====== Выбранный фрагмент
Совершенно очевидно, что для Родова Эфрос — это название какого-то международного тайного общества, название, которое расшифровывается, скажем, так: ‘Эзотерическое Франко-Русское Общество Смерти’ — Э.Ф.Р.О.С.
Да, когда этакое общество и акулы заграничного капитала объединяются, чтобы издавать ‘Русский Современник’, — конечно, жутко!
От Лескова мы узнаем, что в самую трудную минуту, когда у Оноприя Опанасовича голова шла кругом, ему была ниспослана помощь свыше: явился некий человек, родом из Орловской губернии, а по прозвищу Дарвалдай, — явился и помог растерявшемуся Перегуду ‘все знать, и видеть, и людей ловить’. Чтобы исполнилось все предсказанное о Перегуде Лесковым, мы готовы на минуту стать Дарвалдаем, мы готовы помочь Оноприю Розенталю, Оноприю Лелевичу и другим перегудам. Мы печатаем здесь еще одно стихотворение, — держите это крепче, дорогой Оноприй Опанасович, для вас это клад, не упускайте ни одного слова:
Я помню чудное мгновенье:
Передо мной явилась ты,
Как мимолетное виденье,
Как гений чистой красоты…
‘Ага, брат! Так ты еще помнишь? знаем мы, что ты помнишь…’ Рука у Оноприя Опанасовича дрожит от волнения, он пишет торопливо:
‘Ныне перед нами выступление буржуазной литературы уже в открытом виде, без забрала… Покупает и продает фунты ‘делец’ с Ильинки, но где-то там, в глубине души, все еще не погасло, тлеет воспоминание о ‘чудном мгновении’. Всякому ясно, что для нэпмана этим — увы! — мгновеньем были те дни, когда власть была в руках Милюкова, которого автор стихов называет, конечно, ‘гением чистой красоты!’
Но все это было только ‘мимолетным виденьем’, потому что:
Шли годы. Бурь порыв мятежный
Рассеял прежние мечты,
И я забыл твой голос нежный,
Твои небесные черты.
‘Бурь порыв мятежный’ — это, конечно, Октябрь, рассеявший все прежние мечты нэпмана. Ясно, какие мечты: мечты о буржуазной свободе, а также — о Дарданеллах. Безнадежность, безвыходность охватывает все существо нэпмана, и он пишет:
В глуши, во мраке заточенья
Тянулись тихо дни мои…
Для уплотненного нэпмана, кандидата в Нарым, сегодняшнее — конечно, только ‘мрак заточенья’, нэпман еще надеется на лучшее будущее, когда не будет налогов, уплотнения, Г.П.У. И все это на фоне прикрытой клеветы и тонко выдержанного пасквиля — см<отри> дальнейшие строки стихов:
Без божества, без вдохновенья,
Без слез, без жизни, без любви…
Еще бы! Размагниченному интеллигенту антирелигиозная борьба, конечно, стала поперек глотки, — он не может жить ‘без божества’. И не может жить ‘без вдохновенья’ — без упадочной интеллигентской литературы, без всех этих Пильняков и Сологубов.
============
====== Исходный листинг
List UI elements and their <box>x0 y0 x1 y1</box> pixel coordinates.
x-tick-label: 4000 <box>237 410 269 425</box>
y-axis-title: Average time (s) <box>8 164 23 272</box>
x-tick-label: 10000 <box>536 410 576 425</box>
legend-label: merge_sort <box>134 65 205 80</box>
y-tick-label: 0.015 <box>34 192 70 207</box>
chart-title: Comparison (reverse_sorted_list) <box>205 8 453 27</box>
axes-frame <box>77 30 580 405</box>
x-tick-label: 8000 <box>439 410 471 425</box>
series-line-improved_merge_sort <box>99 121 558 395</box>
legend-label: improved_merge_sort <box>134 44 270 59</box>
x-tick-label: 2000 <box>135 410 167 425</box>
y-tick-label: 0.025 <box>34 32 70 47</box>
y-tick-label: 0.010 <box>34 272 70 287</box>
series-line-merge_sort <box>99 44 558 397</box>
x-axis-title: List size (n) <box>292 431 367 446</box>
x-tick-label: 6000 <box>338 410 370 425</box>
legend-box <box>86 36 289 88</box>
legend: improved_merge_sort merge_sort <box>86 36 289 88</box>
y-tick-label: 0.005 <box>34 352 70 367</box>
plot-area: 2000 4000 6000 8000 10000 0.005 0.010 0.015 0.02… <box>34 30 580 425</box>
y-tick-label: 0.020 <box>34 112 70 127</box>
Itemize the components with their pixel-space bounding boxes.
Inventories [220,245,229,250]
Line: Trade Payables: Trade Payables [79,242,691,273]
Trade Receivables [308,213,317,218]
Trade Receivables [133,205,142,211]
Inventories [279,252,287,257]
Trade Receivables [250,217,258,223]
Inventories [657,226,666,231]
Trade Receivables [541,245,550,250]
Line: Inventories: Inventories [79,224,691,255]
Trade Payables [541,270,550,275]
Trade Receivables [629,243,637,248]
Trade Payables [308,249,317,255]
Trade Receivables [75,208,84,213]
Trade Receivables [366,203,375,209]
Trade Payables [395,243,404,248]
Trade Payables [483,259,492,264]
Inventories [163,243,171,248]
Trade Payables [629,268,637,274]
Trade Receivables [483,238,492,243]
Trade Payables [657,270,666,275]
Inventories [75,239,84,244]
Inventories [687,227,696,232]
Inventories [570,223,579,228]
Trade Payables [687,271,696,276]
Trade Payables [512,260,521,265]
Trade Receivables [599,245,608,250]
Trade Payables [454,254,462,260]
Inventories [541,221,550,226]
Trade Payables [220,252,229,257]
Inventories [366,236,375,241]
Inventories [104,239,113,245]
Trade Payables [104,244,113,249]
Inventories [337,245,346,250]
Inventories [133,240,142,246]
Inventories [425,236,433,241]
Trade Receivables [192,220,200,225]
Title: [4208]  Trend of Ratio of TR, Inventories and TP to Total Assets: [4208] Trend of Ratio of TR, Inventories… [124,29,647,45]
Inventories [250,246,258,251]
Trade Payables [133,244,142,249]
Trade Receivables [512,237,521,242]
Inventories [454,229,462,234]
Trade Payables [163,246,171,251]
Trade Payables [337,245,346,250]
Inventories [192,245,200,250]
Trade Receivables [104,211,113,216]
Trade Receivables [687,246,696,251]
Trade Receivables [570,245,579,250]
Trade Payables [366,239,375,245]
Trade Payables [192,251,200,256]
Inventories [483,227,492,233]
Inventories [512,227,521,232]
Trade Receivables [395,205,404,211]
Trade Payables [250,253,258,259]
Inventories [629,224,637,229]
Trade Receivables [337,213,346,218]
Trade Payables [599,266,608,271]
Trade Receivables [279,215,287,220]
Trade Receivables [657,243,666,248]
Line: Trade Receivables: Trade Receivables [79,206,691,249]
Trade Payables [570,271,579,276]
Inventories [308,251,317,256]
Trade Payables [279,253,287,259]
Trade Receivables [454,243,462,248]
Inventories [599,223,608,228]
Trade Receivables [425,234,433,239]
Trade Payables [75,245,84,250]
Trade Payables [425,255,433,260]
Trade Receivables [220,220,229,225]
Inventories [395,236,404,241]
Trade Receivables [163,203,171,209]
============
# Задание 1:
Перечислите все, чего, согласно выбранному фрагменту, не будет в том лучшем будущем, на которое надеется нэпман.
# Задание 2:
Допишите следующую часть выбранного фрагмента с толкованием стихотворения «Я помню чудное мгновенье». Начните сразу после его последнего предложения.

# Ответ 1:
- налоги
- уплотнение
- Г.П.У.

# Ответ 2:
Можно ли желать более откровенного и недвусмысленного признания в органической связанности с погибшим старым миром? Можно ли желать более отчетливого доказательства глубочайшей нутряной антиреволюционности?»
Мы не хотим заподозрить Оноприя Опанасовича в близком знакомстве с упадочной литературой: мы откроем ему, что так убедительно прокомментированные стихи — известное послание Пушкина к Анне Петровне Керн. И мы не скроем от читателя, что это только гипотетическая рецензия Оноприя Перегуда и что написали ее мы, во исполнение обязанностей Дарвалдая. Но кто же может поручиться, что эта гипотеза не станет реальным фактом? Кто может гарантировать, что завтра Перегуд под какой-нибудь фамилией действительно не напечатает такой рецензии о любовных стихах Пушкина?
Впрочем, довольно шутить. Когда этакие вот армянские анекдоты о себе читают Ахматова, Пильняк, Пастернак, Сологуб, Замятин, Шкловский, Эфрос — им, вероятно, только смешно. Но молодой поэт из ‘Перевала’ Кузнецов полез от такой критики в петлю.
Пора сказать вслух, что по части передергивания и ‘чтения в сердцах’ развязные репортеры вроде Розенталя переходят всякую границу пристойности. В письме группы писателей, оглашенном на летнем литературном совещании, справедливо было сказано, что такая критика ‘не достойна ни литературы, ни революции’. И не менее справедливы заключительные слова председателя этого совещания — Я. Яковлева: ‘Наша критика не только не выдержана, она отсутствует… У нас печатаются рецензии по дружбе, по знакомству. Это иначе как разложением назвать нельзя’.
Да, иначе как разложением это назвать нельзя — и в особенности это относится к газетной критике. В лучшем случае — это ‘художественная’ критика Н. Смирнова, который открывает нового Флобера в Сейфуллиной — тут же, рядом, довольно точно определяя ее как ‘скромную, ‘старомодную’, провинциальную писательницу’, в худшем случае — это критика Розенталей, которые ежеминутно открывают все новых ‘потрясователей’.
Пора же наконец понять, что услужливые друзья-Розентали опаснее врагов. Опасны они не только потому, что становятся героями анекдотов, но еще и потому, что они — политически безграмотны.
Все знают этот случай: однажды Ленину попался на глаза плакат с надписью — ‘Царствию рабочих и крестьян не будет конца’, и Ленин распорядился, чтобы этот безграмотный плакат тотчас же и подальше убрали. Если этот плакат не был написан Розенталем, то это вышло случайно: в мировоззрении Розенталя — ровно столько же квадратных вершков, сколько их в этом плакате, и этими вершками измеряется кругозор нового мещанина.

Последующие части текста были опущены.